Locate and copy all lines bearing the word "JSON".

BEGIN Material to process

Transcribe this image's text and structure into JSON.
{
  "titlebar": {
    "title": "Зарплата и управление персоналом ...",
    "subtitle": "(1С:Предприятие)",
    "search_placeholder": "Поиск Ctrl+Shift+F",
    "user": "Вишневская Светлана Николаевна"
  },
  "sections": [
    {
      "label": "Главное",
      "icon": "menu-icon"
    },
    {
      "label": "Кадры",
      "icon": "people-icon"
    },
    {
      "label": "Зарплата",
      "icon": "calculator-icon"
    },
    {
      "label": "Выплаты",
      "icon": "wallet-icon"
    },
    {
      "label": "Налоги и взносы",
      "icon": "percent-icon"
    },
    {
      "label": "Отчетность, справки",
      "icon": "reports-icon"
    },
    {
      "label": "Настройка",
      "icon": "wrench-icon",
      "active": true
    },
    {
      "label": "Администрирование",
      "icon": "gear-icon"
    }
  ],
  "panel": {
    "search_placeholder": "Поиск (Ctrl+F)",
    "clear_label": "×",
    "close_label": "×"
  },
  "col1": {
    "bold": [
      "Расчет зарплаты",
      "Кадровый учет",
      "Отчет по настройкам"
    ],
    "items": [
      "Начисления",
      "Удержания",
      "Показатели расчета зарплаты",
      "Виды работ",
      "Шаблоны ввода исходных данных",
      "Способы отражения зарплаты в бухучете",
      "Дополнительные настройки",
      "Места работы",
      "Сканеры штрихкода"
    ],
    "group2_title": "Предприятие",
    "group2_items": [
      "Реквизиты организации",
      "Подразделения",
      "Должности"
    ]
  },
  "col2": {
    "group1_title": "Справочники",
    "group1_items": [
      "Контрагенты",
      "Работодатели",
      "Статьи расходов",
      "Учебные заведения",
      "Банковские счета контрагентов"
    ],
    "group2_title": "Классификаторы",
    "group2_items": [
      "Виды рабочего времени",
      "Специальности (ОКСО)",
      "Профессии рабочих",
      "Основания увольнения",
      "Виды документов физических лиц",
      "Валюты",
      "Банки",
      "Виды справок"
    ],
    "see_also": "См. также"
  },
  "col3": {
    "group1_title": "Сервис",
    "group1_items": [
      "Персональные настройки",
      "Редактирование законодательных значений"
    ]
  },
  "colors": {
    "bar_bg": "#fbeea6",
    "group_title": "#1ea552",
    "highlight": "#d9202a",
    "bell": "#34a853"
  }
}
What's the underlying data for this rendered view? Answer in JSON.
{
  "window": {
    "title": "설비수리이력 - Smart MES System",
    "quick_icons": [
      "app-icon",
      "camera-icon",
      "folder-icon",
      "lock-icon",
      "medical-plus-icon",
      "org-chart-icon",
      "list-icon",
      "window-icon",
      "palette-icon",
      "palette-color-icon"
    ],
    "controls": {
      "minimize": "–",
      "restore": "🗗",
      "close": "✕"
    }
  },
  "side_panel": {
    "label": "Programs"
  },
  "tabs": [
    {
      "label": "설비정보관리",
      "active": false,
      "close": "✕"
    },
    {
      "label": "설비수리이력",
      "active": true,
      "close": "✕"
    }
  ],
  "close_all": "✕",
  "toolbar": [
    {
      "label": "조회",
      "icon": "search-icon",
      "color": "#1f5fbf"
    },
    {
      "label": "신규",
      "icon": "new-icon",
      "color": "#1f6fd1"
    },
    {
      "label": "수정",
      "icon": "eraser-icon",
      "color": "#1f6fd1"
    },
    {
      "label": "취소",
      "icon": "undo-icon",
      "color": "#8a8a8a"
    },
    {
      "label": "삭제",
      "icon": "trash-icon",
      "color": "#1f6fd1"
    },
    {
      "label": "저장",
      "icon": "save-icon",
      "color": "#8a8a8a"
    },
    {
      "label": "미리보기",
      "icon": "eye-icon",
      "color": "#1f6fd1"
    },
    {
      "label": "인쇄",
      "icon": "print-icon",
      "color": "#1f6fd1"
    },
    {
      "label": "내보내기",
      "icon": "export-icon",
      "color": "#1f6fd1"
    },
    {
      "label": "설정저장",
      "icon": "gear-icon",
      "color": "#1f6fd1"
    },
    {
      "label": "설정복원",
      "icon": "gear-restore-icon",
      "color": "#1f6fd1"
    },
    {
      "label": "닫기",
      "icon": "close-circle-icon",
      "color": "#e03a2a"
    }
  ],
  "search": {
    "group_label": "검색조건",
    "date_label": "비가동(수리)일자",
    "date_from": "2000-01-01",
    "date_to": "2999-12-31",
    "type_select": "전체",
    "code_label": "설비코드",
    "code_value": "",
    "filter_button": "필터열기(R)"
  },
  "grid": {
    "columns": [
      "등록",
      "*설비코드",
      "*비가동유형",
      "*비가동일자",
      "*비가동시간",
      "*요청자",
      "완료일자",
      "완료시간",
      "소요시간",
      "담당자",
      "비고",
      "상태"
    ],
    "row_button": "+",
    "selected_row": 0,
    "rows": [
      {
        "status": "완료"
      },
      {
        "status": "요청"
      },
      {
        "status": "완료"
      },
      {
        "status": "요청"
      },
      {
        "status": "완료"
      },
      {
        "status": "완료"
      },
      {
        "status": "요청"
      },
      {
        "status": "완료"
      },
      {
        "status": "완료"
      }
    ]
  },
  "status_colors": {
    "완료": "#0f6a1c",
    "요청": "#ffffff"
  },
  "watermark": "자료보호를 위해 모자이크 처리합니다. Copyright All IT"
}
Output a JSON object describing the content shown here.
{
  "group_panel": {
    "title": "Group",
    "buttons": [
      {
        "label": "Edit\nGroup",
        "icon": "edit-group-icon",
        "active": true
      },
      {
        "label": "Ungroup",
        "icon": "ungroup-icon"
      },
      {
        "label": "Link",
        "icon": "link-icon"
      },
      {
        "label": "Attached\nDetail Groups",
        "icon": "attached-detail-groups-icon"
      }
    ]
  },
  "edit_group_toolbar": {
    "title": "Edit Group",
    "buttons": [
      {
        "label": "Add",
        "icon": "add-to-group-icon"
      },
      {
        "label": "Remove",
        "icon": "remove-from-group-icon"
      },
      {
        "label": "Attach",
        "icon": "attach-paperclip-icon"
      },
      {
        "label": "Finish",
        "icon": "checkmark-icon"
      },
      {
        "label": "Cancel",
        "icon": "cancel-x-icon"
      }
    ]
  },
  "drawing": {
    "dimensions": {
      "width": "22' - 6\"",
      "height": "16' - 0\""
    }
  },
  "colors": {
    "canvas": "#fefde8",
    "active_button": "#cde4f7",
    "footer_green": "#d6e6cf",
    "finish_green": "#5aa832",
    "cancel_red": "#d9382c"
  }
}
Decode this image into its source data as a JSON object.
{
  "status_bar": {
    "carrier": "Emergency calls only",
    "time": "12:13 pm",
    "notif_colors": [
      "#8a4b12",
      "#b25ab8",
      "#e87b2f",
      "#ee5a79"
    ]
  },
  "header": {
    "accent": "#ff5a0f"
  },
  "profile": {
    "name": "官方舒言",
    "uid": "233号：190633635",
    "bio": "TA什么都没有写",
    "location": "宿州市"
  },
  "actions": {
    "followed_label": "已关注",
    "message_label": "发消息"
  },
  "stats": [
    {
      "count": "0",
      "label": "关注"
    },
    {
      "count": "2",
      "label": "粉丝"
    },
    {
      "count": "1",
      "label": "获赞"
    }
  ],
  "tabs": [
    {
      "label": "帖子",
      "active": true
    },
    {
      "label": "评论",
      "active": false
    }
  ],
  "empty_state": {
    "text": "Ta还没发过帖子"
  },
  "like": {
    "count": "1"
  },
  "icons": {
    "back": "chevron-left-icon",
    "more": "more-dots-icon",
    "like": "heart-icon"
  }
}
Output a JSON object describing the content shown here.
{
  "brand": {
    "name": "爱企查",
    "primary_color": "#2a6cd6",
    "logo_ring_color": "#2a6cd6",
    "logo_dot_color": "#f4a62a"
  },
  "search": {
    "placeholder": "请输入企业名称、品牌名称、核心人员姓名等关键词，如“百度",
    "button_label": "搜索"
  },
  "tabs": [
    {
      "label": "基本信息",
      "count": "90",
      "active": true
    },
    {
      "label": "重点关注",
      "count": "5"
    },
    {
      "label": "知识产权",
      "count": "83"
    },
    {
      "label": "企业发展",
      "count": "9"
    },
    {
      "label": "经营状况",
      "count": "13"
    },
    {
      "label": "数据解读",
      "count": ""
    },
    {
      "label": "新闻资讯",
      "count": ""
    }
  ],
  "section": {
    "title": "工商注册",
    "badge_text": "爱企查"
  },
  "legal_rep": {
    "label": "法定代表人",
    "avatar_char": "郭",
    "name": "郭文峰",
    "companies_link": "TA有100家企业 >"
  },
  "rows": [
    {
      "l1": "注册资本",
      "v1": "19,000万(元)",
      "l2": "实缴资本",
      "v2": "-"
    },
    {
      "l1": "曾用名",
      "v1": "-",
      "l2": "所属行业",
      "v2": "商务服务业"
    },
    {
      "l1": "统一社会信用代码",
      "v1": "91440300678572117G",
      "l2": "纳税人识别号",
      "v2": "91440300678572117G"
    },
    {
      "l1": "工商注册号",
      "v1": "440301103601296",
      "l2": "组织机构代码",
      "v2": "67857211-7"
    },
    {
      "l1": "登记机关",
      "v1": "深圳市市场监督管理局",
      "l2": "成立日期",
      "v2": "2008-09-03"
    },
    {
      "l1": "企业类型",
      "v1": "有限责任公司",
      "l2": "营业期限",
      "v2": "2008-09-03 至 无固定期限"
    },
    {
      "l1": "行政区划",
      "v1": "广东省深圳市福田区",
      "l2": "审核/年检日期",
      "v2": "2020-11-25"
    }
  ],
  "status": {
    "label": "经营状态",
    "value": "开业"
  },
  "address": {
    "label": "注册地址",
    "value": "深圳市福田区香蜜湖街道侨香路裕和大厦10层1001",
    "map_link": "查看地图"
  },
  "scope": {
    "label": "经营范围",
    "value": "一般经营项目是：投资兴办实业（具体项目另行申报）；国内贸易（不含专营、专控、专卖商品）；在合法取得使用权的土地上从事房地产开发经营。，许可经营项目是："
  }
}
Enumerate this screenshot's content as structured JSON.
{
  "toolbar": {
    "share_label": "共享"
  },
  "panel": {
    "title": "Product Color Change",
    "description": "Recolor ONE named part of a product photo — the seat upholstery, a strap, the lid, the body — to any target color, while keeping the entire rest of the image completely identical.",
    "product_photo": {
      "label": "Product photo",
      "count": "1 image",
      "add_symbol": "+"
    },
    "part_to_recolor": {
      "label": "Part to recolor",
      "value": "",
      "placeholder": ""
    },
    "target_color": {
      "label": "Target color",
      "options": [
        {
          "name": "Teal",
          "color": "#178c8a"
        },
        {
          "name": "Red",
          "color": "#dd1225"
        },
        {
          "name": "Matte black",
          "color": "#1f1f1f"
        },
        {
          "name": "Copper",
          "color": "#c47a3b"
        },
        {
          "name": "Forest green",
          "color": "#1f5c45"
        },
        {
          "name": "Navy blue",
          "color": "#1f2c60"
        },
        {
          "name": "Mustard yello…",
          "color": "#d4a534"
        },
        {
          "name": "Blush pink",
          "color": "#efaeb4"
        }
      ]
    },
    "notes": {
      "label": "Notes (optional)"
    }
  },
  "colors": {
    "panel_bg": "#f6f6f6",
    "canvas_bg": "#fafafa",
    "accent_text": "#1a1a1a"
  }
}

END Material to process

» **Written reply**:
Transcribe this image's text and structure into JSON.
What's the underlying data for this rendered view? Answer in JSON.
Output a JSON object describing the content shown here.
Decode this image into its source data as a JSON object.
Output a JSON object describing the content shown here.
Enumerate this screenshot's content as structured JSON.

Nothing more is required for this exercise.